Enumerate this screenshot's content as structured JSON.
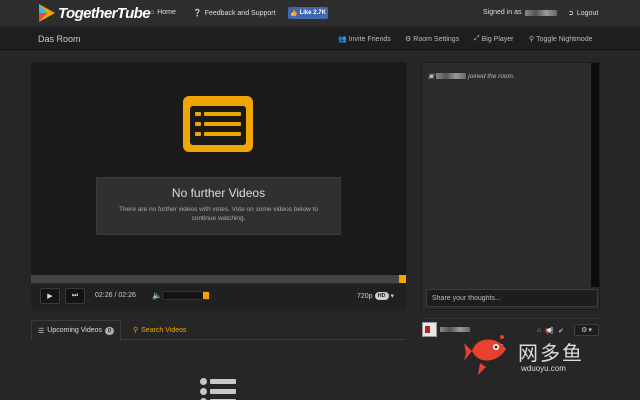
{
  "nav": {
    "brand": "TogetherTube",
    "home": "Home",
    "feedback": "Feedback and Support",
    "fb_like": "Like 2.7K",
    "signed_in_as": "Signed in as",
    "logout": "Logout"
  },
  "room": {
    "title": "Das Room",
    "invite": "Invite Friends",
    "settings": "Room Settings",
    "big_player": "Big Player",
    "nightmode": "Toggle Nightmode"
  },
  "player": {
    "no_videos_title": "No further Videos",
    "no_videos_text": "There are no further videos with votes. Vote on some videos below to continue watching.",
    "time": "02:26 / 02:26",
    "quality": "720p",
    "hd_badge": "HD",
    "progress": 1.0,
    "volume": 1.0
  },
  "chat": {
    "join_message": "joined the room.",
    "input_placeholder": "Share your thoughts..."
  },
  "tabs": {
    "upcoming": "Upcoming Videos",
    "upcoming_count": "0",
    "search": "Search Videos"
  },
  "users": {
    "partial_label": "r"
  },
  "watermark": {
    "text": "网多鱼",
    "url": "wduoyu.com"
  },
  "colors": {
    "accent": "#f0a500",
    "facebook": "#4267b2",
    "background": "#262626"
  }
}
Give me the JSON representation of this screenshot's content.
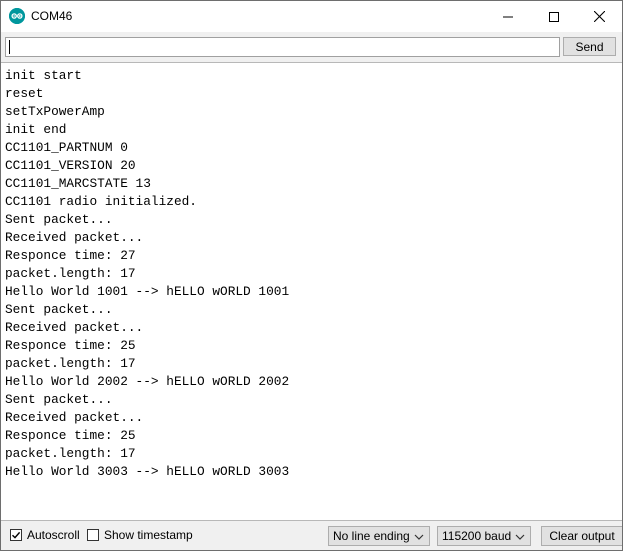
{
  "window": {
    "title": "COM46",
    "icon": "arduino-icon",
    "controls": [
      "minimize-icon",
      "maximize-icon",
      "close-icon"
    ]
  },
  "input": {
    "value": "",
    "send_label": "Send"
  },
  "output": {
    "lines": [
      "init start",
      "reset",
      "setTxPowerAmp",
      "init end",
      "CC1101_PARTNUM 0",
      "CC1101_VERSION 20",
      "CC1101_MARCSTATE 13",
      "CC1101 radio initialized.",
      "Sent packet...",
      "Received packet...",
      "Responce time: 27",
      "packet.length: 17",
      "Hello World 1001 --> hELLO wORLD 1001",
      "Sent packet...",
      "Received packet...",
      "Responce time: 25",
      "packet.length: 17",
      "Hello World 2002 --> hELLO wORLD 2002",
      "Sent packet...",
      "Received packet...",
      "Responce time: 25",
      "packet.length: 17",
      "Hello World 3003 --> hELLO wORLD 3003"
    ]
  },
  "footer": {
    "autoscroll_label": "Autoscroll",
    "autoscroll_checked": true,
    "timestamp_label": "Show timestamp",
    "timestamp_checked": false,
    "line_ending": "No line ending",
    "baud": "115200 baud",
    "clear_label": "Clear output"
  },
  "colors": {
    "accent": "#00979d",
    "chrome": "#f0f0f0",
    "button": "#e1e1e1"
  }
}
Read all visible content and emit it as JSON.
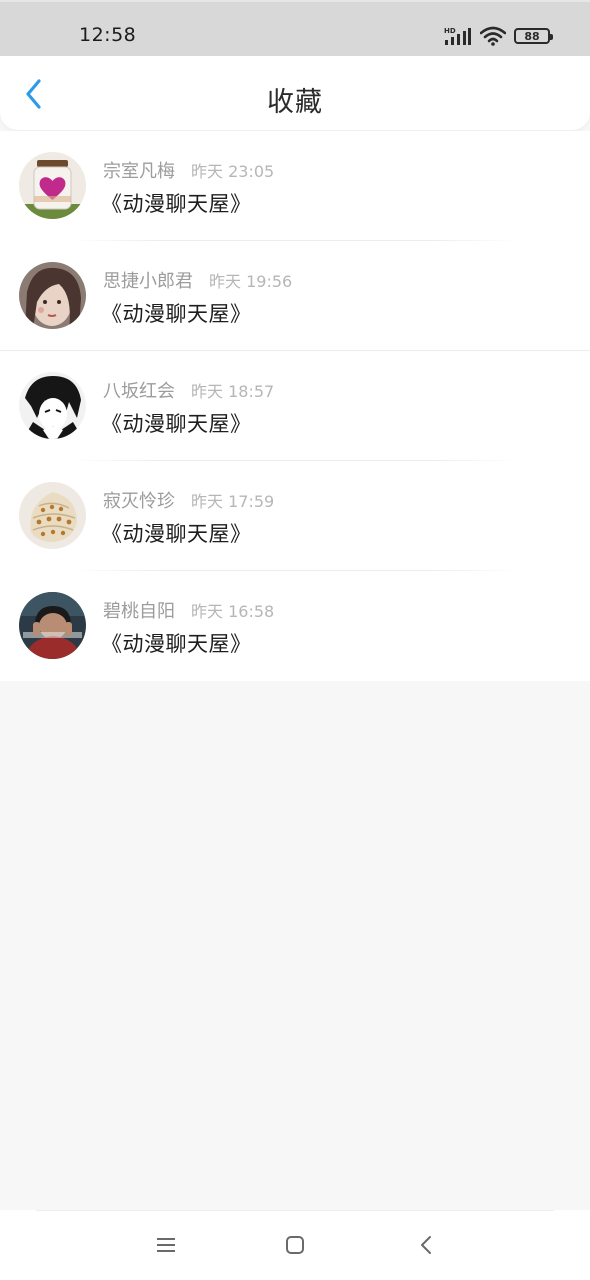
{
  "status_bar": {
    "time": "12:58",
    "network_label": "HD",
    "battery_level": "88",
    "icons": [
      "hd-signal-icon",
      "wifi-icon",
      "battery-icon"
    ]
  },
  "header": {
    "title": "收藏",
    "back_icon": "chevron-left-icon",
    "accent_color": "#2d9be8"
  },
  "favorites": [
    {
      "name": "宗室凡梅",
      "time": "昨天 23:05",
      "title": "《动漫聊天屋》",
      "avatar": "jar-heart-avatar"
    },
    {
      "name": "思捷小郎君",
      "time": "昨天 19:56",
      "title": "《动漫聊天屋》",
      "avatar": "girl-portrait-avatar"
    },
    {
      "name": "八坂红会",
      "time": "昨天 18:57",
      "title": "《动漫聊天屋》",
      "avatar": "anime-sketch-avatar"
    },
    {
      "name": "寂灭怜珍",
      "time": "昨天 17:59",
      "title": "《动漫聊天屋》",
      "avatar": "seashell-avatar"
    },
    {
      "name": "碧桃自阳",
      "time": "昨天 16:58",
      "title": "《动漫聊天屋》",
      "avatar": "boy-photo-avatar"
    }
  ],
  "nav_bar": {
    "icons": [
      "menu-icon",
      "home-icon",
      "back-icon"
    ]
  }
}
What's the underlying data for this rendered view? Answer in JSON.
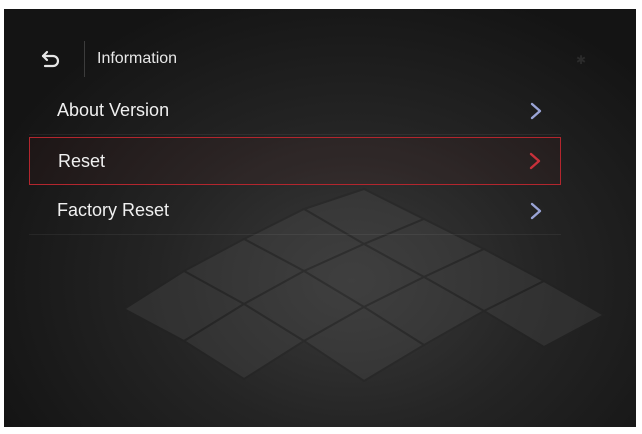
{
  "header": {
    "title": "Information",
    "back_icon": "back-arrow-icon"
  },
  "menu": {
    "items": [
      {
        "label": "About Version",
        "selected": false
      },
      {
        "label": "Reset",
        "selected": true
      },
      {
        "label": "Factory Reset",
        "selected": false
      }
    ]
  },
  "colors": {
    "selection_border": "#b3262e",
    "chevron_default": "#9aa4d6",
    "chevron_selected": "#c8303a",
    "text": "#f0f0f0"
  }
}
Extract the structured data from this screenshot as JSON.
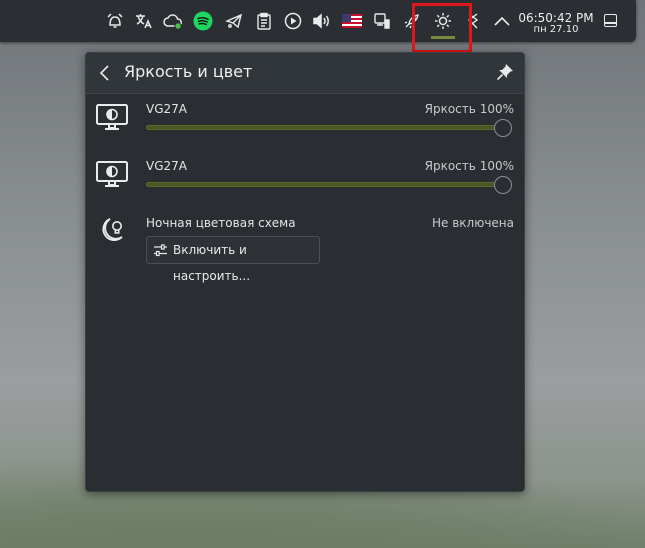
{
  "tray": {
    "icons": [
      "alarm-icon",
      "translate-icon",
      "cloud-sync-icon",
      "spotify-icon",
      "telegram-icon",
      "clipboard-icon",
      "media-player-icon",
      "volume-icon",
      "us-flag-keyboard-icon",
      "network-icon",
      "rocket-icon",
      "brightness-icon",
      "kde-connect-icon",
      "expand-tray-icon"
    ],
    "active": "brightness-icon",
    "clock": {
      "time": "06:50:42 PM",
      "date": "пн 27.10"
    }
  },
  "popup": {
    "title": "Яркость и цвет",
    "monitors": [
      {
        "name": "VG27A",
        "label": "Яркость",
        "percent": "100%",
        "level": 1.0
      },
      {
        "name": "VG27A",
        "label": "Яркость",
        "percent": "100%",
        "level": 1.0
      }
    ],
    "night": {
      "label": "Ночная цветовая схема",
      "status": "Не включена",
      "button": "Включить и настроить..."
    }
  },
  "colors": {
    "accent": "#7b8a3a",
    "highlight": "#e0171a",
    "panel": "#2b2e32"
  }
}
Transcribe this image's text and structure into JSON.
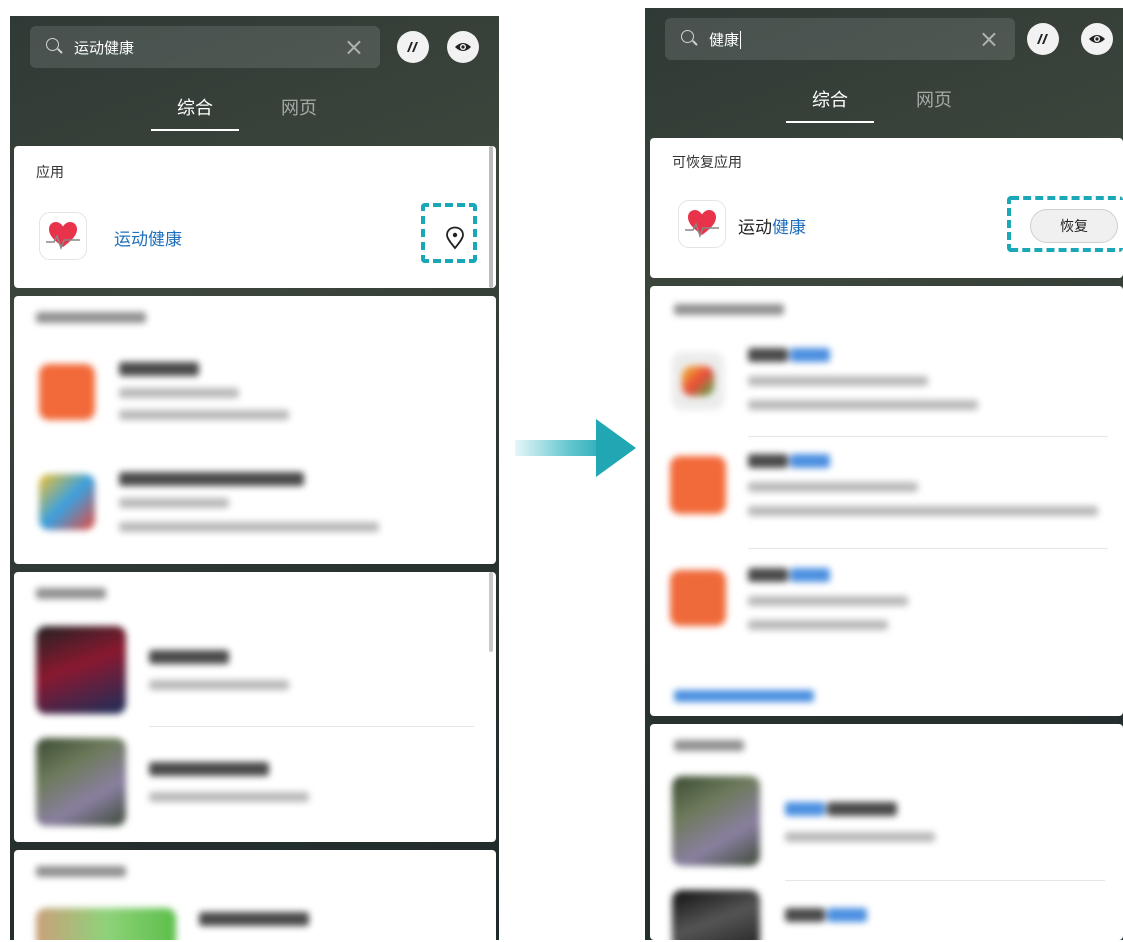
{
  "left_screen": {
    "search": {
      "query": "运动健康"
    },
    "tabs": [
      {
        "label": "综合"
      },
      {
        "label": "网页"
      }
    ],
    "apps_section": {
      "title": "应用",
      "app": {
        "name": "运动健康",
        "action_icon": "location-pin-icon"
      }
    }
  },
  "right_screen": {
    "search": {
      "query": "健康"
    },
    "tabs": [
      {
        "label": "综合"
      },
      {
        "label": "网页"
      }
    ],
    "restorable_section": {
      "title": "可恢复应用",
      "app": {
        "name_plain": "运动",
        "name_highlight": "健康",
        "restore_button": "恢复"
      }
    }
  },
  "colors": {
    "accent_teal": "#1aa8b8",
    "link_blue": "#1f6fbf"
  }
}
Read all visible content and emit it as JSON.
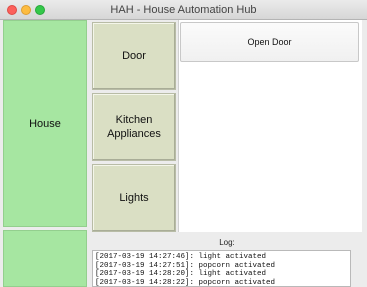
{
  "window": {
    "title": "HAH - House Automation Hub"
  },
  "left": {
    "house_label": "House",
    "second_label": ""
  },
  "devices": {
    "door": "Door",
    "kitchen": "Kitchen Appliances",
    "lights": "Lights"
  },
  "panel": {
    "action": "Open Door"
  },
  "log": {
    "label": "Log:",
    "lines": [
      "[2017-03-19 14:27:46]: light activated",
      "[2017-03-19 14:27:51]: popcorn activated",
      "[2017-03-19 14:28:20]: light activated",
      "[2017-03-19 14:28:22]: popcorn activated"
    ]
  },
  "colors": {
    "room_button": "#a6e6a1",
    "device_button": "#dadfc4"
  }
}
****
Return the whole listing, word for word, and leave out every picture.

Enumerate this screenshot's content as structured JSON.
{
  "nav": {
    "brand": "TogetherTube",
    "home": "Home",
    "feedback": "Feedback and Support",
    "fb_like": "Like 2.7K",
    "signed_in_as": "Signed in as",
    "logout": "Logout"
  },
  "room": {
    "title": "Das Room",
    "invite": "Invite Friends",
    "settings": "Room Settings",
    "big_player": "Big Player",
    "nightmode": "Toggle Nightmode"
  },
  "player": {
    "no_videos_title": "No further Videos",
    "no_videos_text": "There are no further videos with votes. Vote on some videos below to continue watching.",
    "time": "02:26 / 02:26",
    "quality": "720p",
    "hd_badge": "HD",
    "progress": 1.0,
    "volume": 1.0
  },
  "chat": {
    "join_message": "joined the room.",
    "input_placeholder": "Share your thoughts..."
  },
  "tabs": {
    "upcoming": "Upcoming Videos",
    "upcoming_count": "0",
    "search": "Search Videos"
  },
  "users": {
    "partial_label": "r"
  },
  "watermark": {
    "text": "网多鱼",
    "url": "wduoyu.com"
  },
  "colors": {
    "accent": "#f0a500",
    "facebook": "#4267b2",
    "background": "#262626"
  }
}
Give me the JSON representation of this screenshot's content.
{
  "window": {
    "title": "COM46",
    "icon": "arduino-icon",
    "controls": [
      "minimize-icon",
      "maximize-icon",
      "close-icon"
    ]
  },
  "input": {
    "value": "",
    "send_label": "Send"
  },
  "output": {
    "lines": [
      "init start",
      "reset",
      "setTxPowerAmp",
      "init end",
      "CC1101_PARTNUM 0",
      "CC1101_VERSION 20",
      "CC1101_MARCSTATE 13",
      "CC1101 radio initialized.",
      "Sent packet...",
      "Received packet...",
      "Responce time: 27",
      "packet.length: 17",
      "Hello World 1001 --> hELLO wORLD 1001",
      "Sent packet...",
      "Received packet...",
      "Responce time: 25",
      "packet.length: 17",
      "Hello World 2002 --> hELLO wORLD 2002",
      "Sent packet...",
      "Received packet...",
      "Responce time: 25",
      "packet.length: 17",
      "Hello World 3003 --> hELLO wORLD 3003"
    ]
  },
  "footer": {
    "autoscroll_label": "Autoscroll",
    "autoscroll_checked": true,
    "timestamp_label": "Show timestamp",
    "timestamp_checked": false,
    "line_ending": "No line ending",
    "baud": "115200 baud",
    "clear_label": "Clear output"
  },
  "colors": {
    "accent": "#00979d",
    "chrome": "#f0f0f0",
    "button": "#e1e1e1"
  }
}
Read all visible content and emit it as JSON.
{
  "status_bar": {
    "time": "12:58",
    "network_label": "HD",
    "battery_level": "88",
    "icons": [
      "hd-signal-icon",
      "wifi-icon",
      "battery-icon"
    ]
  },
  "header": {
    "title": "收藏",
    "back_icon": "chevron-left-icon",
    "accent_color": "#2d9be8"
  },
  "favorites": [
    {
      "name": "宗室凡梅",
      "time": "昨天 23:05",
      "title": "《动漫聊天屋》",
      "avatar": "jar-heart-avatar"
    },
    {
      "name": "思捷小郎君",
      "time": "昨天 19:56",
      "title": "《动漫聊天屋》",
      "avatar": "girl-portrait-avatar"
    },
    {
      "name": "八坂红会",
      "time": "昨天 18:57",
      "title": "《动漫聊天屋》",
      "avatar": "anime-sketch-avatar"
    },
    {
      "name": "寂灭怜珍",
      "time": "昨天 17:59",
      "title": "《动漫聊天屋》",
      "avatar": "seashell-avatar"
    },
    {
      "name": "碧桃自阳",
      "time": "昨天 16:58",
      "title": "《动漫聊天屋》",
      "avatar": "boy-photo-avatar"
    }
  ],
  "nav_bar": {
    "icons": [
      "menu-icon",
      "home-icon",
      "back-icon"
    ]
  }
}
What's the underlying data for this rendered view? Answer in JSON.
{
  "header": {
    "title": "Information",
    "back_icon": "back-arrow-icon"
  },
  "menu": {
    "items": [
      {
        "label": "About Version",
        "selected": false
      },
      {
        "label": "Reset",
        "selected": true
      },
      {
        "label": "Factory Reset",
        "selected": false
      }
    ]
  },
  "colors": {
    "selection_border": "#b3262e",
    "chevron_default": "#9aa4d6",
    "chevron_selected": "#c8303a",
    "text": "#f0f0f0"
  }
}
Extract the structured data from this screenshot as JSON.
{
  "tray": {
    "icons": [
      "alarm-icon",
      "translate-icon",
      "cloud-sync-icon",
      "spotify-icon",
      "telegram-icon",
      "clipboard-icon",
      "media-player-icon",
      "volume-icon",
      "us-flag-keyboard-icon",
      "network-icon",
      "rocket-icon",
      "brightness-icon",
      "kde-connect-icon",
      "expand-tray-icon"
    ],
    "active": "brightness-icon",
    "clock": {
      "time": "06:50:42 PM",
      "date": "пн 27.10"
    }
  },
  "popup": {
    "title": "Яркость и цвет",
    "monitors": [
      {
        "name": "VG27A",
        "label": "Яркость",
        "percent": "100%",
        "level": 1.0
      },
      {
        "name": "VG27A",
        "label": "Яркость",
        "percent": "100%",
        "level": 1.0
      }
    ],
    "night": {
      "label": "Ночная цветовая схема",
      "status": "Не включена",
      "button": "Включить и настроить..."
    }
  },
  "colors": {
    "accent": "#7b8a3a",
    "highlight": "#e0171a",
    "panel": "#2b2e32"
  }
}
Transcribe this image's text and structure into JSON.
{
  "left_screen": {
    "search": {
      "query": "运动健康"
    },
    "tabs": [
      {
        "label": "综合"
      },
      {
        "label": "网页"
      }
    ],
    "apps_section": {
      "title": "应用",
      "app": {
        "name": "运动健康",
        "action_icon": "location-pin-icon"
      }
    }
  },
  "right_screen": {
    "search": {
      "query": "健康"
    },
    "tabs": [
      {
        "label": "综合"
      },
      {
        "label": "网页"
      }
    ],
    "restorable_section": {
      "title": "可恢复应用",
      "app": {
        "name_plain": "运动",
        "name_highlight": "健康",
        "restore_button": "恢复"
      }
    }
  },
  "colors": {
    "accent_teal": "#1aa8b8",
    "link_blue": "#1f6fbf"
  }
}
Read all visible content and emit it as JSON.
{
  "window": {
    "title": "HAH - House Automation Hub"
  },
  "left": {
    "house_label": "House",
    "second_label": ""
  },
  "devices": {
    "door": "Door",
    "kitchen": "Kitchen Appliances",
    "lights": "Lights"
  },
  "panel": {
    "action": "Open Door"
  },
  "log": {
    "label": "Log:",
    "lines": [
      "[2017-03-19 14:27:46]: light activated",
      "[2017-03-19 14:27:51]: popcorn activated",
      "[2017-03-19 14:28:20]: light activated",
      "[2017-03-19 14:28:22]: popcorn activated"
    ]
  },
  "colors": {
    "room_button": "#a6e6a1",
    "device_button": "#dadfc4"
  }
}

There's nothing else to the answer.